- _Exercise requirements_
Return every record exactly. Omit nothing.

+++ Source data +++

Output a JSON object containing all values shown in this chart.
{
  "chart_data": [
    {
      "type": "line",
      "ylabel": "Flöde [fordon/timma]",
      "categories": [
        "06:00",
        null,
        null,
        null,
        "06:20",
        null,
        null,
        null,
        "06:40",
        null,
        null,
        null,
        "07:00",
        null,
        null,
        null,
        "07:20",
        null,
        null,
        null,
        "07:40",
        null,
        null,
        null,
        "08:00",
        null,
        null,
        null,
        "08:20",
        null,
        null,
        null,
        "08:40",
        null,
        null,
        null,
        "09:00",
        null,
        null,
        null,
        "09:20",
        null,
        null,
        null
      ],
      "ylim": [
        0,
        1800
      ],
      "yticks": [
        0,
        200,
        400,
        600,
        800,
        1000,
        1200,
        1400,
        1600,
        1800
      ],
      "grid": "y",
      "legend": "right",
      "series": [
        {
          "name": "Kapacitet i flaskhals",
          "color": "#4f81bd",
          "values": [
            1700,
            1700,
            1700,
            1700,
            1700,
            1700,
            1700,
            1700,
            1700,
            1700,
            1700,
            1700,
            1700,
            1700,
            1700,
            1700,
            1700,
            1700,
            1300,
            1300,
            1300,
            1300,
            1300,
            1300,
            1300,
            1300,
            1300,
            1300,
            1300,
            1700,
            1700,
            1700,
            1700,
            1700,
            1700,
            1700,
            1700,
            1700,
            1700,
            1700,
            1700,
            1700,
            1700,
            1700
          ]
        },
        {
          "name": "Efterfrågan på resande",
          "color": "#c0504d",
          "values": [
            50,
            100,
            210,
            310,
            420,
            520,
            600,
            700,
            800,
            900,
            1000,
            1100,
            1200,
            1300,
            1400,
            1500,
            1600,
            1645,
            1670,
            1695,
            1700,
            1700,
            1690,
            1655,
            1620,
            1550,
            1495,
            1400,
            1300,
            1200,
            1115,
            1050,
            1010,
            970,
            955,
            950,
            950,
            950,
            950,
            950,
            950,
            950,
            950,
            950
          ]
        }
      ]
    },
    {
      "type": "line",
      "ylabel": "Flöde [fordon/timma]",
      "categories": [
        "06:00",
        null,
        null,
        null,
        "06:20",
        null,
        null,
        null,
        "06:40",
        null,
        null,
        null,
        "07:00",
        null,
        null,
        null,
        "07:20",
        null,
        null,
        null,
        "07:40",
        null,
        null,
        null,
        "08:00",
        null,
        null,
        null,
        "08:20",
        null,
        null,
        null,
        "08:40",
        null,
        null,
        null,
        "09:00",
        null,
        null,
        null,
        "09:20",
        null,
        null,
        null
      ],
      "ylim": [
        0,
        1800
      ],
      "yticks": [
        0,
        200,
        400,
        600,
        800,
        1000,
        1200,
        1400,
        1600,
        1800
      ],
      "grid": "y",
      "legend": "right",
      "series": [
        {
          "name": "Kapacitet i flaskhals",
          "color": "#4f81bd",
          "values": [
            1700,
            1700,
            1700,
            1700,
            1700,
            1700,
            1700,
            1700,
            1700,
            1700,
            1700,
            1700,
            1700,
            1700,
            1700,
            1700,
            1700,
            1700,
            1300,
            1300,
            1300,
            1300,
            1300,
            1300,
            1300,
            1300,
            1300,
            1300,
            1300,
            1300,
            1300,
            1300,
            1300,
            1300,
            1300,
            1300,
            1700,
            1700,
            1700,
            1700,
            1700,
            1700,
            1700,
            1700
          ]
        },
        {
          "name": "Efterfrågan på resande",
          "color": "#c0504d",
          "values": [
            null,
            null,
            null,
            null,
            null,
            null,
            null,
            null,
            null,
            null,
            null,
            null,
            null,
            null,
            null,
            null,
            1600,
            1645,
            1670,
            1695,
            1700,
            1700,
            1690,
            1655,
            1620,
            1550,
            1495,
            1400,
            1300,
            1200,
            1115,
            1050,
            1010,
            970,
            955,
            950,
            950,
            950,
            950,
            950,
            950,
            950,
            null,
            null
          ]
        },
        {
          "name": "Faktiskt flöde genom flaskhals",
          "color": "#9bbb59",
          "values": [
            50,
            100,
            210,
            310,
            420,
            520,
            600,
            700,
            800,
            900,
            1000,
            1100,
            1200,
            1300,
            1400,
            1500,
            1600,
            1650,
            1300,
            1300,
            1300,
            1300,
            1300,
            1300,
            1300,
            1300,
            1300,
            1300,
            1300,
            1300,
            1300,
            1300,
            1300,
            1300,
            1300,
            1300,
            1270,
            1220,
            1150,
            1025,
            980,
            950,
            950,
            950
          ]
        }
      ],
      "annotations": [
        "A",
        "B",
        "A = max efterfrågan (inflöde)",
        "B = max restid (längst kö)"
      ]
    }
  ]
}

+++

- _Task response_
Output a JSON object containing all values shown in this chart.
{
  "chart_data": [
    {
      "type": "line",
      "ylabel": "Flöde [fordon/timma]",
      "categories": [
        "06:00",
        null,
        null,
        null,
        "06:20",
        null,
        null,
        null,
        "06:40",
        null,
        null,
        null,
        "07:00",
        null,
        null,
        null,
        "07:20",
        null,
        null,
        null,
        "07:40",
        null,
        null,
        null,
        "08:00",
        null,
        null,
        null,
        "08:20",
        null,
        null,
        null,
        "08:40",
        null,
        null,
        null,
        "09:00",
        null,
        null,
        null,
        "09:20",
        null,
        null,
        null
      ],
      "ylim": [
        0,
        1800
      ],
      "yticks": [
        0,
        200,
        400,
        600,
        800,
        1000,
        1200,
        1400,
        1600,
        1800
      ],
      "grid": "y",
      "legend": "right",
      "series": [
        {
          "name": "Kapacitet i flaskhals",
          "color": "#4f81bd",
          "values": [
            1700,
            1700,
            1700,
            1700,
            1700,
            1700,
            1700,
            1700,
            1700,
            1700,
            1700,
            1700,
            1700,
            1700,
            1700,
            1700,
            1700,
            1700,
            1300,
            1300,
            1300,
            1300,
            1300,
            1300,
            1300,
            1300,
            1300,
            1300,
            1300,
            1700,
            1700,
            1700,
            1700,
            1700,
            1700,
            1700,
            1700,
            1700,
            1700,
            1700,
            1700,
            1700,
            1700,
            1700
          ]
        },
        {
          "name": "Efterfrågan på resande",
          "color": "#c0504d",
          "values": [
            50,
            100,
            210,
            310,
            420,
            520,
            600,
            700,
            800,
            900,
            1000,
            1100,
            1200,
            1300,
            1400,
            1500,
            1600,
            1645,
            1670,
            1695,
            1700,
            1700,
            1690,
            1655,
            1620,
            1550,
            1495,
            1400,
            1300,
            1200,
            1115,
            1050,
            1010,
            970,
            955,
            950,
            950,
            950,
            950,
            950,
            950,
            950,
            950,
            950
          ]
        }
      ]
    },
    {
      "type": "line",
      "ylabel": "Flöde [fordon/timma]",
      "categories": [
        "06:00",
        null,
        null,
        null,
        "06:20",
        null,
        null,
        null,
        "06:40",
        null,
        null,
        null,
        "07:00",
        null,
        null,
        null,
        "07:20",
        null,
        null,
        null,
        "07:40",
        null,
        null,
        null,
        "08:00",
        null,
        null,
        null,
        "08:20",
        null,
        null,
        null,
        "08:40",
        null,
        null,
        null,
        "09:00",
        null,
        null,
        null,
        "09:20",
        null,
        null,
        null
      ],
      "ylim": [
        0,
        1800
      ],
      "yticks": [
        0,
        200,
        400,
        600,
        800,
        1000,
        1200,
        1400,
        1600,
        1800
      ],
      "grid": "y",
      "legend": "right",
      "series": [
        {
          "name": "Kapacitet i flaskhals",
          "color": "#4f81bd",
          "values": [
            1700,
            1700,
            1700,
            1700,
            1700,
            1700,
            1700,
            1700,
            1700,
            1700,
            1700,
            1700,
            1700,
            1700,
            1700,
            1700,
            1700,
            1700,
            1300,
            1300,
            1300,
            1300,
            1300,
            1300,
            1300,
            1300,
            1300,
            1300,
            1300,
            1300,
            1300,
            1300,
            1300,
            1300,
            1300,
            1300,
            1700,
            1700,
            1700,
            1700,
            1700,
            1700,
            1700,
            1700
          ]
        },
        {
          "name": "Efterfrågan på resande",
          "color": "#c0504d",
          "values": [
            null,
            null,
            null,
            null,
            null,
            null,
            null,
            null,
            null,
            null,
            null,
            null,
            null,
            null,
            null,
            null,
            1600,
            1645,
            1670,
            1695,
            1700,
            1700,
            1690,
            1655,
            1620,
            1550,
            1495,
            1400,
            1300,
            1200,
            1115,
            1050,
            1010,
            970,
            955,
            950,
            950,
            950,
            950,
            950,
            950,
            950,
            null,
            null
          ]
        },
        {
          "name": "Faktiskt flöde genom flaskhals",
          "color": "#9bbb59",
          "values": [
            50,
            100,
            210,
            310,
            420,
            520,
            600,
            700,
            800,
            900,
            1000,
            1100,
            1200,
            1300,
            1400,
            1500,
            1600,
            1650,
            1300,
            1300,
            1300,
            1300,
            1300,
            1300,
            1300,
            1300,
            1300,
            1300,
            1300,
            1300,
            1300,
            1300,
            1300,
            1300,
            1300,
            1300,
            1270,
            1220,
            1150,
            1025,
            980,
            950,
            950,
            950
          ]
        }
      ],
      "annotations": [
        "A",
        "B",
        "A = max efterfrågan (inflöde)",
        "B = max restid (längst kö)"
      ]
    }
  ]
}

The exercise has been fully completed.